- [Document excerpt]:
___

It was a startling question because no one has ever asked me that before. I had to think about it before I answered. Sometimes, all it takes for clarity to dawn on us and have everything snap into sharp focus all at once, is for someone to ask the right question. A colleague I was chatting with on this week’s Amsterdam trip asked me if I chose my current career because I speak several languages or if I just wanted to be an air hostess -that was the startling question.
Back in 2014 when I was still trapped in corporate life and considering career changes, I’d made lists of all other professions I’d found interesting at one point in my life, and being an air hostess was one of them. A quick google search revealed that the career was fraught with disappointments and littered with unfulfilled dreams. Besides the low base pay, it seemed everything worked based on seniority. This meant that those with the most number of years flying at the company got the top pick of destinations, had better pay, better terms that included not being on-call (reserve), etc. And those with juniority had no hope of ever getting similar benefits until the seniors retired, which apparently they rarely did.
Those disadvantages would have all been very well if I were young and fresh from university with a lot of time to work my way up into higher seniority numbers. But that wasn’t the case for me as I had already had a whole career in finance, and even one before that in fashion and apparel. So I did the sensible thing and cancelled it off my list of alternative career options.
A year and a half later, having found no alternative career yet but having resigned my finance job anyway, I absentmindedly applied for the job while in Brussels and promptly forgot about it. When I got the call for the interview and subsequent job a couple of months later, I didn’t have any real objections or considerations. I distractedly accepted the offer and got to work travelling around Europe and loving every new discovery.
I approached the opportunity as something to do while I figure out my life, travel around a bit and see the world, then hopefully start on whatever it is I would have come up with by then. Especially because the job was in Europe Belgium while my family lived in the US, of course it was going to be a temporary gig, I reasoned. Little did I know how much I would enjoy the job, or that I would get the same job back home in the US a year later, or that my son would get super attached to the fringe benefits, or that my husband would support my travel lifestyle so fervently.

___

- [Information shown]:
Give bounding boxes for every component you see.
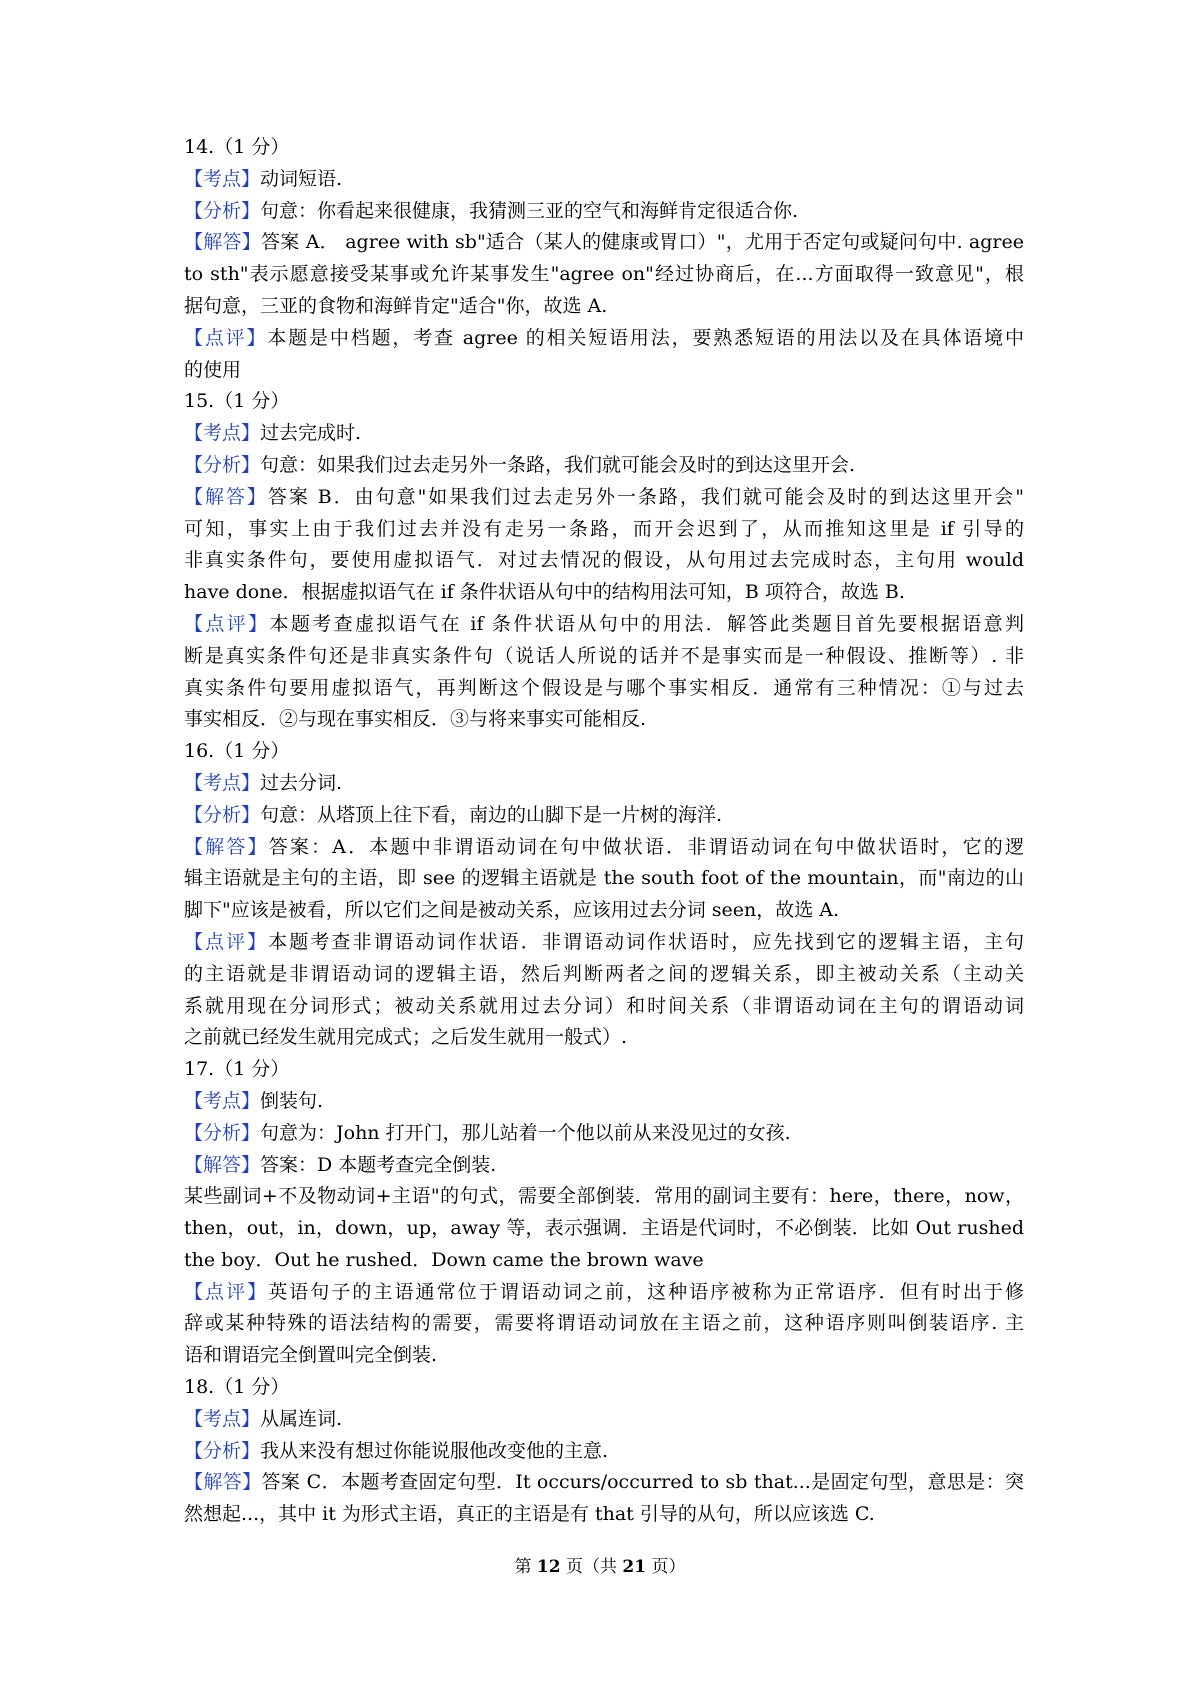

___

- [Given task A]: Print the passage of the air hostess essay between "A year and a" and "every new discovery.", inclusive.
- [Given task B]: Pick up the essay about becoming an air hostess from its final sentence and keep writing.

- [Reply A]:
A year and a half later, having found no alternative career yet but having resigned my finance job anyway, I absentmindedly applied for the job while in Brussels and promptly forgot about it. When I got the call for the interview and subsequent job a couple of months later, I didn’t have any real objections or considerations. I distractedly accepted the offer and got to work travelling around Europe and loving every new discovery.

- [Reply B]:
To answer my colleague’s question, I took the job because it presented itself to me. Knowing all its disadvantages, I took the job anyway because it served as a distraction, an occupation, something to do until… I didn’t care about the undesirable parts of it as I wasn’t comparing it to anything else since I had already quit my job anyway, so anything seemed better that nothing while I figured out my next move. Turns out it was the job I wanted all along, and only being realistic and applying logic had kept me away from it.
The funny thing is, all those disadvantages I had read about back in 2014 somehow ended up not applying to me. Yes I am very junior in the company but my ability to speak several languages has been an added advantage that’s given me the competitive edge I needed to bypass the seniority quandary. It takes a very high seniority to fly international routes, but because of my language qualifications, I fly right along with the seniors even at my juniority. This translates to better pay, better hours, better terms like not being on call (reserve) and always having a pre-plotted schedule, etc. I have been spared of all those disadvantages that made me close this door back then. How can it not be the Lord’s doing!
I smile as I write this because I see God’s hand in this. As long as I orchestrated my future, holding on fearfully and tightly, I was never going to get a job in this field based on my research which had shown it was disadvantageous. But when I let go and let God, he ordered my steps to this place where he’s now planted my feet.
Under normal circumstances, it’s one of the hardest things to do, letting go of the oars to your boat and allowing the river to take you downstream. It’s scary as hell, crippling even. But for me, my journey to this place was less dramatic because it served as a distraction. In a sense, I was running away from my life, floundering and thrashing about from the pain of loss. Ironically, this is what allowed me to let go and float along downstream without any resistance.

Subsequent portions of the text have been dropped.